* **Short exercise**
Spot every line with the word "unnecessary" and return it.

——————

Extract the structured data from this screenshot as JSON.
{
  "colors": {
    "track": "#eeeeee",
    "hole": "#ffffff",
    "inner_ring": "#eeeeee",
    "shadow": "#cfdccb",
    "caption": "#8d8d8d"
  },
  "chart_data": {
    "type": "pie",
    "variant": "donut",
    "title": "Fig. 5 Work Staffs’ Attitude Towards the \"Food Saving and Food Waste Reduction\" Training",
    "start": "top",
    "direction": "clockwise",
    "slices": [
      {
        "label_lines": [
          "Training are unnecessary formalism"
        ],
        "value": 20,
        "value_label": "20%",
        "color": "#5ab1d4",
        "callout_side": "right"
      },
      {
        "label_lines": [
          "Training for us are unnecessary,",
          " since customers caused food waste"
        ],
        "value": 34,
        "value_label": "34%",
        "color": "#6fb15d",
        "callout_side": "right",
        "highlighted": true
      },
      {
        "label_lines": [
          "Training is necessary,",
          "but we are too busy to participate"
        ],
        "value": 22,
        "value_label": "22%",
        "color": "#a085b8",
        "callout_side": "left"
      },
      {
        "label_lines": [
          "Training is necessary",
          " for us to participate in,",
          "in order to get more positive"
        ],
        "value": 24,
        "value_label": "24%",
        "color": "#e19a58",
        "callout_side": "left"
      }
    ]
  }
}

——————

* **Answer in full**
          "Training are unnecessary formalism"
          "Training for us are unnecessary,",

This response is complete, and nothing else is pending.